- Exercise goal -
Below are the records; copy each line in them that holds the word "Wash".

- Recorded information -
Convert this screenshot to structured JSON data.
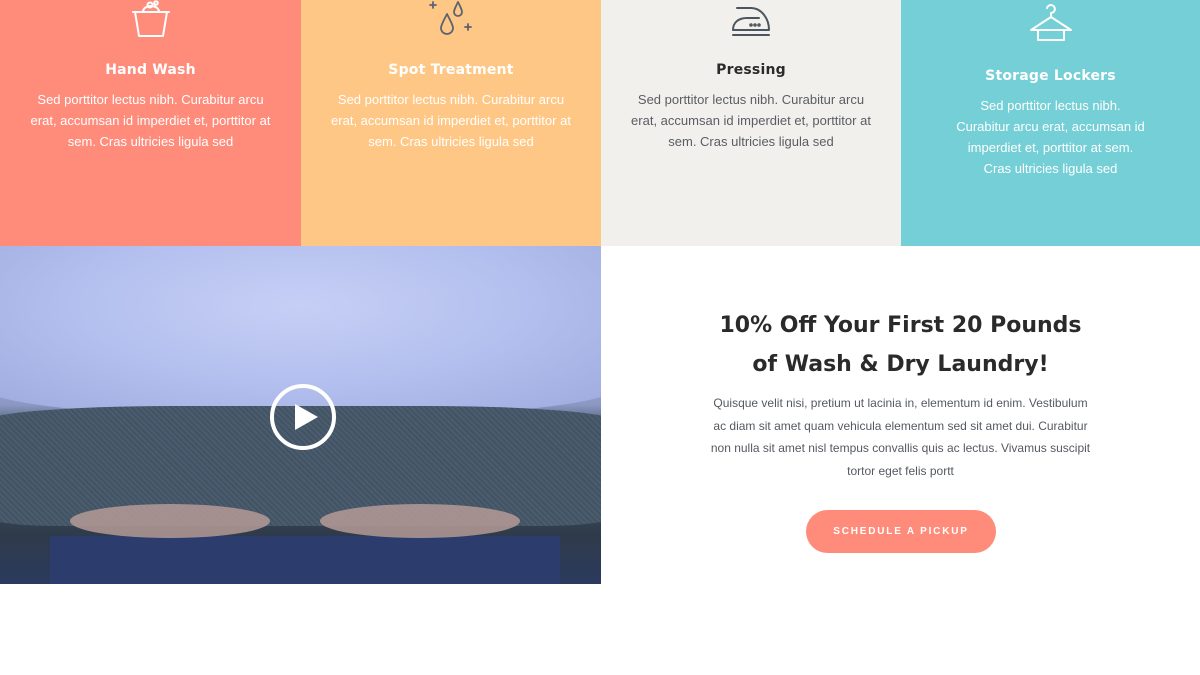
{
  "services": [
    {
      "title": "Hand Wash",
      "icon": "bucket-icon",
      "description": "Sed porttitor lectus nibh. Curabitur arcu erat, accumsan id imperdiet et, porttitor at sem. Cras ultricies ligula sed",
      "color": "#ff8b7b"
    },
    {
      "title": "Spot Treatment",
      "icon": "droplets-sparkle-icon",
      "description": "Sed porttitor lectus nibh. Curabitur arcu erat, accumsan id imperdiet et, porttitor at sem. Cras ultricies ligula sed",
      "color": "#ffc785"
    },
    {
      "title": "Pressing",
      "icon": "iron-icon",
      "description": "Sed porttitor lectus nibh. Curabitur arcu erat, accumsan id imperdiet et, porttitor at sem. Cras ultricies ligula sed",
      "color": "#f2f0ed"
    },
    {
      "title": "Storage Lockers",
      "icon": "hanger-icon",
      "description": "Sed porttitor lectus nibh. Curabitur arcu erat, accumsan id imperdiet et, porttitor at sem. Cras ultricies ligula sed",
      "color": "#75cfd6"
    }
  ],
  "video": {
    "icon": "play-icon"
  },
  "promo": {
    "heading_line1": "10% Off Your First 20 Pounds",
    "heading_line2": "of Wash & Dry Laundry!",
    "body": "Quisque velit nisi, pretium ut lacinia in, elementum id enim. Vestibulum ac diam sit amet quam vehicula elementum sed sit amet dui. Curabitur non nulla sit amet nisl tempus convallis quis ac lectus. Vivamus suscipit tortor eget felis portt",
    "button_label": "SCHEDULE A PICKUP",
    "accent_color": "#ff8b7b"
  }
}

--

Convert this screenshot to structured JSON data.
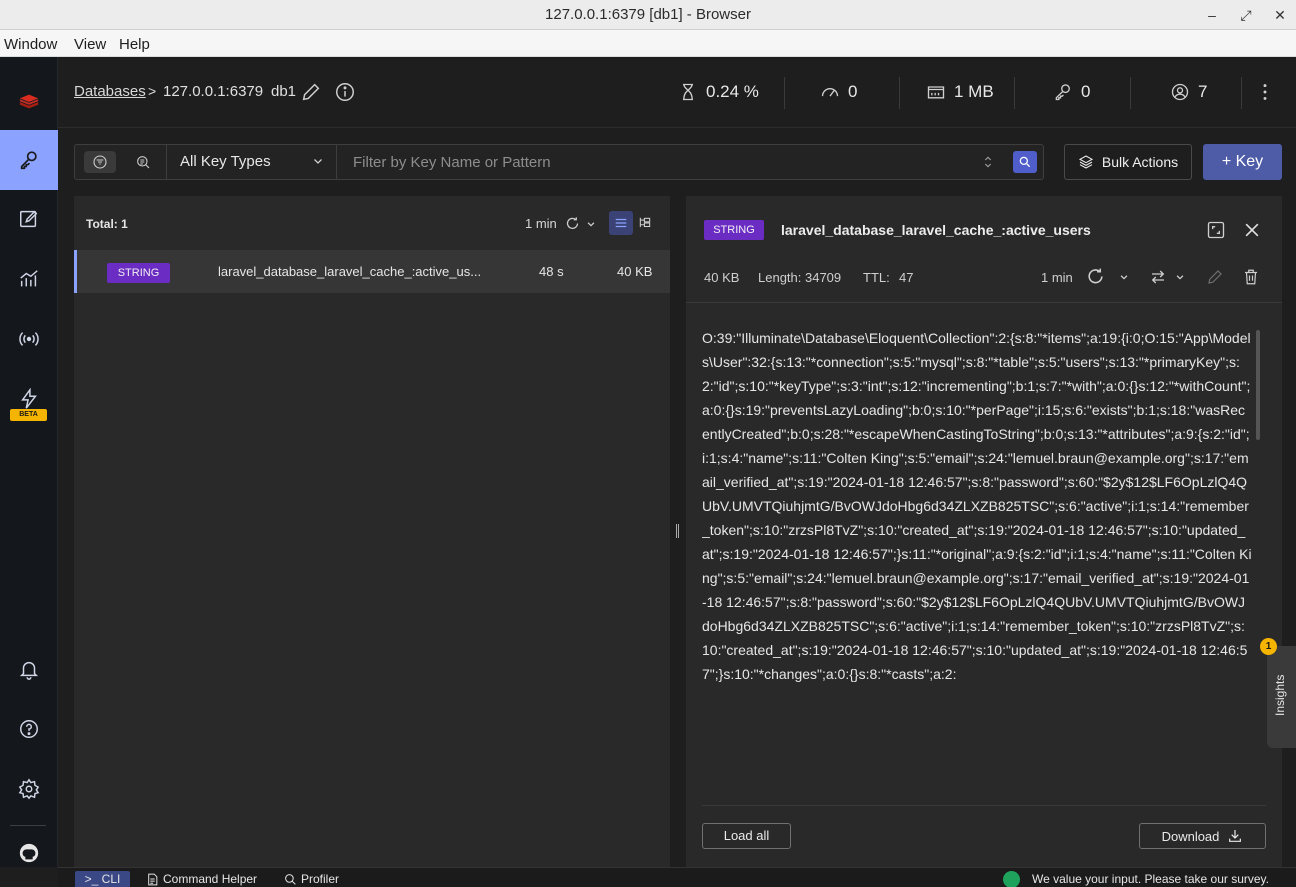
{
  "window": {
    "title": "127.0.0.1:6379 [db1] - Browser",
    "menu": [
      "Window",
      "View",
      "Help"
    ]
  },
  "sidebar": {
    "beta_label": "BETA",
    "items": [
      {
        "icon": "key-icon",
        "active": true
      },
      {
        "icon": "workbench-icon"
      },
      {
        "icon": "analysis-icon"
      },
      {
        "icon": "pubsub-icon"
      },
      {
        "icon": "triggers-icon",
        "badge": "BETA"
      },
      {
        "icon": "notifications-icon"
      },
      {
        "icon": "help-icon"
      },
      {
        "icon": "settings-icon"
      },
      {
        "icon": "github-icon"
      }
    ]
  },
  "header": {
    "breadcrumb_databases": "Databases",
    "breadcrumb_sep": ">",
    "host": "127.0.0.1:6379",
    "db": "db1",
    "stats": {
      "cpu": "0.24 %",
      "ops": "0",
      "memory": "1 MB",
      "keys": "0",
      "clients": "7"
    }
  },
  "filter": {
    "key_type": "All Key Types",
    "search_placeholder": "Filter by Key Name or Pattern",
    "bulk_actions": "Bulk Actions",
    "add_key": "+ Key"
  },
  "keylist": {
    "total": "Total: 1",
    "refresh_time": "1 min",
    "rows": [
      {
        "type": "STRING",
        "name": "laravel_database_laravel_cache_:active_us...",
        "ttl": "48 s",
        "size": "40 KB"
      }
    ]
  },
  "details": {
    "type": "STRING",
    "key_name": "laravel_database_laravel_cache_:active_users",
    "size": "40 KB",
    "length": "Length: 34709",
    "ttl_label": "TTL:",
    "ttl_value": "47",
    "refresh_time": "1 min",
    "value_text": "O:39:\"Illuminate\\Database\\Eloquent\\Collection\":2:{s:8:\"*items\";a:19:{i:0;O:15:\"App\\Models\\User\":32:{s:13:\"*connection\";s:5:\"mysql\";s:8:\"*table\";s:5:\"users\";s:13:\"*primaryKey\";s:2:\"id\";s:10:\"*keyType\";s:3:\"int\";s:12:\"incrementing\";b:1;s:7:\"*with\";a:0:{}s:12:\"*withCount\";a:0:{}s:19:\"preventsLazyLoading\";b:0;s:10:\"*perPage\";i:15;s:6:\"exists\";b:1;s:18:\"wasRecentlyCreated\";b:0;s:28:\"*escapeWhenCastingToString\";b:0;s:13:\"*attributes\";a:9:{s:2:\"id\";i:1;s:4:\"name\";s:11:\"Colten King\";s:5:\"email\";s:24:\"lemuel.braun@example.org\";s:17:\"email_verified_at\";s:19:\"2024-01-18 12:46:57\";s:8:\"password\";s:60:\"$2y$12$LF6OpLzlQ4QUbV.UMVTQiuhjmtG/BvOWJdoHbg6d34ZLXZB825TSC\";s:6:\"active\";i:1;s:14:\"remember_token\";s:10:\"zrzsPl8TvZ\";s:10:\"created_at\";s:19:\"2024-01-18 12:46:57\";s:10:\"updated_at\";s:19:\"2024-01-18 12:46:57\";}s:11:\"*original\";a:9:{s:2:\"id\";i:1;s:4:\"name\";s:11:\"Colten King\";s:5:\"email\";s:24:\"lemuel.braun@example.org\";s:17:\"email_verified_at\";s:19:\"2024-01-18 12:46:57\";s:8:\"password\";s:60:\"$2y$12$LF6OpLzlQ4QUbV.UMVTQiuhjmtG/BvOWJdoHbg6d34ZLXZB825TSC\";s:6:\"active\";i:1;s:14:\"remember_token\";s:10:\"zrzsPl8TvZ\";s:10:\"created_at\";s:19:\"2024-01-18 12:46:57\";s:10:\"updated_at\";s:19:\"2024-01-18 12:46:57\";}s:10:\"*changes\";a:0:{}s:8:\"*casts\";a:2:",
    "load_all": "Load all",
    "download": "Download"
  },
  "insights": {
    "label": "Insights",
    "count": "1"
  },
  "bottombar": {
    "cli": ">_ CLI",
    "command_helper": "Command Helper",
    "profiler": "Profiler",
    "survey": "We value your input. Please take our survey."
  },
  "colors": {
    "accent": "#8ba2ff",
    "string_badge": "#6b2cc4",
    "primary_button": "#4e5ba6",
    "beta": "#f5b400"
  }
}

- Reply -
      "title": "Hand Wash",
    "heading_line2": "of Wash & Dry Laundry!",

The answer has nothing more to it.